• Exercise:
Copy out every record below with complete accuracy.

• Given records:
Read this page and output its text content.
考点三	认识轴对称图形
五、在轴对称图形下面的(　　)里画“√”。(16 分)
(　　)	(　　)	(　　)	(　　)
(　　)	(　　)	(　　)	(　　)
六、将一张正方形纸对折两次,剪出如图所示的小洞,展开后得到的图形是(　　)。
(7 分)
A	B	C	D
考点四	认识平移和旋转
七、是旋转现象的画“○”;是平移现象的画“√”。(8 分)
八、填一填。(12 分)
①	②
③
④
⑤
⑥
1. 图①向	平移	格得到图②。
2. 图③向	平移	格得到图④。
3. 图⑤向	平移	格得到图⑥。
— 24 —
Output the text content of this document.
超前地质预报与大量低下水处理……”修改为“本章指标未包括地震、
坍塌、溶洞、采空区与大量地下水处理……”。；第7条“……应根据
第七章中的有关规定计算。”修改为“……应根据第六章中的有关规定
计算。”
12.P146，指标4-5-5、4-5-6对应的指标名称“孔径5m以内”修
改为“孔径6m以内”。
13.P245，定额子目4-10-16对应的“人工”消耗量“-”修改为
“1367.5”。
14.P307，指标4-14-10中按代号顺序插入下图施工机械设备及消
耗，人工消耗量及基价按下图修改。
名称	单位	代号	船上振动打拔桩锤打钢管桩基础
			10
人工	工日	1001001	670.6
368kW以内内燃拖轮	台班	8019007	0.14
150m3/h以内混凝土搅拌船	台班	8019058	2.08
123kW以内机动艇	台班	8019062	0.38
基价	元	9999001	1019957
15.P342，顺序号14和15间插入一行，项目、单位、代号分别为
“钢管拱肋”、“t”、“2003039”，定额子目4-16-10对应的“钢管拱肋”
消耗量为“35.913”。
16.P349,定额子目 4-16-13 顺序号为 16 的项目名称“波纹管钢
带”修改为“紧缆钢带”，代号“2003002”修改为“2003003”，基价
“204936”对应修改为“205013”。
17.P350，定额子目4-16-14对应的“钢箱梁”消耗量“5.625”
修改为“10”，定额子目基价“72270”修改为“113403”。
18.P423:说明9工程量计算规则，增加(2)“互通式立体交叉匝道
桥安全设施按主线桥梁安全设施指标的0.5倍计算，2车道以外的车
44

• Task response:
Read this page and output its text content.
考点三	认识轴对称图形
五、在轴对称图形下面的(　　)里画“√”。(16 分)
(　　)	(　　)	(　　)	(　　)
(　　)	(　　)	(　　)	(　　)
六、将一张正方形纸对折两次,剪出如图所示的小洞,展开后得到的图形是(　　)。
(7 分)
A	B	C	D
考点四	认识平移和旋转
七、是旋转现象的画“○”;是平移现象的画“√”。(8 分)
八、填一填。(12 分)
①	②
③
④
⑤
⑥
1. 图①向	平移	格得到图②。
2. 图③向	平移	格得到图④。
3. 图⑤向	平移	格得到图⑥。
— 24 —
Output the text content of this document.
超前地质预报与大量低下水处理……”修改为“本章指标未包括地震、
坍塌、溶洞、采空区与大量地下水处理……”。；第7条“……应根据
第七章中的有关规定计算。”修改为“……应根据第六章中的有关规定
计算。”
12.P146，指标4-5-5、4-5-6对应的指标名称“孔径5m以内”修
改为“孔径6m以内”。
13.P245，定额子目4-10-16对应的“人工”消耗量“-”修改为
“1367.5”。
14.P307，指标4-14-10中按代号顺序插入下图施工机械设备及消
耗，人工消耗量及基价按下图修改。
名称	单位	代号	船上振动打拔桩锤打钢管桩基础
			10
人工	工日	1001001	670.6
368kW以内内燃拖轮	台班	8019007	0.14
150m3/h以内混凝土搅拌船	台班	8019058	2.08
123kW以内机动艇	台班	8019062	0.38
基价	元	9999001	1019957
15.P342，顺序号14和15间插入一行，项目、单位、代号分别为
“钢管拱肋”、“t”、“2003039”，定额子目4-16-10对应的“钢管拱肋”
消耗量为“35.913”。
16.P349,定额子目 4-16-13 顺序号为 16 的项目名称“波纹管钢
带”修改为“紧缆钢带”，代号“2003002”修改为“2003003”，基价
“204936”对应修改为“205013”。
17.P350，定额子目4-16-14对应的“钢箱梁”消耗量“5.625”
修改为“10”，定额子目基价“72270”修改为“113403”。
18.P423:说明9工程量计算规则，增加(2)“互通式立体交叉匝道
桥安全设施按主线桥梁安全设施指标的0.5倍计算，2车道以外的车
44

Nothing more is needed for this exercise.